* **Prompt**:
Copy out all of the data below with no alterations.

* **Task data**:
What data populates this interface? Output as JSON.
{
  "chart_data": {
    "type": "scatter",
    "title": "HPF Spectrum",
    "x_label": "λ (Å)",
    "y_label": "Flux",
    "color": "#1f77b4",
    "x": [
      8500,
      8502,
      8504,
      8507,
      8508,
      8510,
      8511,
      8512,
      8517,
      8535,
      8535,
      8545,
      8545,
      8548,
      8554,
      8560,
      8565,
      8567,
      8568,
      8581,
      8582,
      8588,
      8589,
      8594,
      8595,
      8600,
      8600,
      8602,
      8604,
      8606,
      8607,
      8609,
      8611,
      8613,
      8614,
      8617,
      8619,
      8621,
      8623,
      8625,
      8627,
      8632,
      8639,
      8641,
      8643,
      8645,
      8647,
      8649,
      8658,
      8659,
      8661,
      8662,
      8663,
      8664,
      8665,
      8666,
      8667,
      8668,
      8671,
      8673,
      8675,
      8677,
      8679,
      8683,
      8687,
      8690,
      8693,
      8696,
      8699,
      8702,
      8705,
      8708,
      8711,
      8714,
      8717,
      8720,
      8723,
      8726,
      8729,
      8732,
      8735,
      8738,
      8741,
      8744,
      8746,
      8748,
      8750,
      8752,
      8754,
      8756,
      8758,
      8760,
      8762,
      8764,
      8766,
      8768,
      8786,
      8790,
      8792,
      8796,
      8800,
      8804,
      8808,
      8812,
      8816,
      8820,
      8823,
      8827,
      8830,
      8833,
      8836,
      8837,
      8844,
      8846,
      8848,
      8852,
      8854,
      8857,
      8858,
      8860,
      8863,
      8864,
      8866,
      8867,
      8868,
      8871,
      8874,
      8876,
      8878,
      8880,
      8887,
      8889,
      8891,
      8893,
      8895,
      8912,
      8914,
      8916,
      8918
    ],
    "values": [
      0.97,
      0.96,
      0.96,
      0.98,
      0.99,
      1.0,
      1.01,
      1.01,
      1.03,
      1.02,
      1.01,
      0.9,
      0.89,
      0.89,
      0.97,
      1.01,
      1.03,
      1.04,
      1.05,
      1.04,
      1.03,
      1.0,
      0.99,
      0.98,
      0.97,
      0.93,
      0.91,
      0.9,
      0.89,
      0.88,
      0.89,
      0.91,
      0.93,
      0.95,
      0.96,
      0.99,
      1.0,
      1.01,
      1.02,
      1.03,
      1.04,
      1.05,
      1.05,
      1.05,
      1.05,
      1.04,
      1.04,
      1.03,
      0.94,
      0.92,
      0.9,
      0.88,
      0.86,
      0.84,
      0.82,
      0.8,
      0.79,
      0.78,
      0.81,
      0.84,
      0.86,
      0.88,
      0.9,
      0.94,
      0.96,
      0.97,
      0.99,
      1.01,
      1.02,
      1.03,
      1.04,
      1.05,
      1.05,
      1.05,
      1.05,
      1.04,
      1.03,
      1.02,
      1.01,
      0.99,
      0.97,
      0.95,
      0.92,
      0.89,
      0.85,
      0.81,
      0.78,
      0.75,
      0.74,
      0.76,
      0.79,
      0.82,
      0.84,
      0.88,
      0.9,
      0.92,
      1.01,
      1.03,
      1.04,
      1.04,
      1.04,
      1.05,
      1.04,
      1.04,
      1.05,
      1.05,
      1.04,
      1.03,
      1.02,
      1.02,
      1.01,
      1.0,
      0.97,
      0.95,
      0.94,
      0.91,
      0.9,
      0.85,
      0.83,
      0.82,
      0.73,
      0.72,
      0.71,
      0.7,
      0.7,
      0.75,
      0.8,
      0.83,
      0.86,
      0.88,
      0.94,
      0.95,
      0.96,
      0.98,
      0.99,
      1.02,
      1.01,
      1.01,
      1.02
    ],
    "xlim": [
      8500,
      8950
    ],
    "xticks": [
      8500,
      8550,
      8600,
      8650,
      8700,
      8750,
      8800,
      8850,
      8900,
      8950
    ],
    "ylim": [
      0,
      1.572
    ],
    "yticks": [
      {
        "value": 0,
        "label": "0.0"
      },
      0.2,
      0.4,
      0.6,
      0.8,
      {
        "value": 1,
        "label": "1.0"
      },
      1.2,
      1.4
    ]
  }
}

* **Finished answer**:
What data populates this interface? Output as JSON.
{
  "chart_data": {
    "type": "scatter",
    "title": "HPF Spectrum",
    "x_label": "λ (Å)",
    "y_label": "Flux",
    "color": "#1f77b4",
    "x": [
      8500,
      8502,
      8504,
      8507,
      8508,
      8510,
      8511,
      8512,
      8517,
      8535,
      8535,
      8545,
      8545,
      8548,
      8554,
      8560,
      8565,
      8567,
      8568,
      8581,
      8582,
      8588,
      8589,
      8594,
      8595,
      8600,
      8600,
      8602,
      8604,
      8606,
      8607,
      8609,
      8611,
      8613,
      8614,
      8617,
      8619,
      8621,
      8623,
      8625,
      8627,
      8632,
      8639,
      8641,
      8643,
      8645,
      8647,
      8649,
      8658,
      8659,
      8661,
      8662,
      8663,
      8664,
      8665,
      8666,
      8667,
      8668,
      8671,
      8673,
      8675,
      8677,
      8679,
      8683,
      8687,
      8690,
      8693,
      8696,
      8699,
      8702,
      8705,
      8708,
      8711,
      8714,
      8717,
      8720,
      8723,
      8726,
      8729,
      8732,
      8735,
      8738,
      8741,
      8744,
      8746,
      8748,
      8750,
      8752,
      8754,
      8756,
      8758,
      8760,
      8762,
      8764,
      8766,
      8768,
      8786,
      8790,
      8792,
      8796,
      8800,
      8804,
      8808,
      8812,
      8816,
      8820,
      8823,
      8827,
      8830,
      8833,
      8836,
      8837,
      8844,
      8846,
      8848,
      8852,
      8854,
      8857,
      8858,
      8860,
      8863,
      8864,
      8866,
      8867,
      8868,
      8871,
      8874,
      8876,
      8878,
      8880,
      8887,
      8889,
      8891,
      8893,
      8895,
      8912,
      8914,
      8916,
      8918
    ],
    "values": [
      0.97,
      0.96,
      0.96,
      0.98,
      0.99,
      1.0,
      1.01,
      1.01,
      1.03,
      1.02,
      1.01,
      0.9,
      0.89,
      0.89,
      0.97,
      1.01,
      1.03,
      1.04,
      1.05,
      1.04,
      1.03,
      1.0,
      0.99,
      0.98,
      0.97,
      0.93,
      0.91,
      0.9,
      0.89,
      0.88,
      0.89,
      0.91,
      0.93,
      0.95,
      0.96,
      0.99,
      1.0,
      1.01,
      1.02,
      1.03,
      1.04,
      1.05,
      1.05,
      1.05,
      1.05,
      1.04,
      1.04,
      1.03,
      0.94,
      0.92,
      0.9,
      0.88,
      0.86,
      0.84,
      0.82,
      0.8,
      0.79,
      0.78,
      0.81,
      0.84,
      0.86,
      0.88,
      0.9,
      0.94,
      0.96,
      0.97,
      0.99,
      1.01,
      1.02,
      1.03,
      1.04,
      1.05,
      1.05,
      1.05,
      1.05,
      1.04,
      1.03,
      1.02,
      1.01,
      0.99,
      0.97,
      0.95,
      0.92,
      0.89,
      0.85,
      0.81,
      0.78,
      0.75,
      0.74,
      0.76,
      0.79,
      0.82,
      0.84,
      0.88,
      0.9,
      0.92,
      1.01,
      1.03,
      1.04,
      1.04,
      1.04,
      1.05,
      1.04,
      1.04,
      1.05,
      1.05,
      1.04,
      1.03,
      1.02,
      1.02,
      1.01,
      1.0,
      0.97,
      0.95,
      0.94,
      0.91,
      0.9,
      0.85,
      0.83,
      0.82,
      0.73,
      0.72,
      0.71,
      0.7,
      0.7,
      0.75,
      0.8,
      0.83,
      0.86,
      0.88,
      0.94,
      0.95,
      0.96,
      0.98,
      0.99,
      1.02,
      1.01,
      1.01,
      1.02
    ],
    "xlim": [
      8500,
      8950
    ],
    "xticks": [
      8500,
      8550,
      8600,
      8650,
      8700,
      8750,
      8800,
      8850,
      8900,
      8950
    ],
    "ylim": [
      0,
      1.572
    ],
    "yticks": [
      {
        "value": 0,
        "label": "0.0"
      },
      0.2,
      0.4,
      0.6,
      0.8,
      {
        "value": 1,
        "label": "1.0"
      },
      1.2,
      1.4
    ]
  }
}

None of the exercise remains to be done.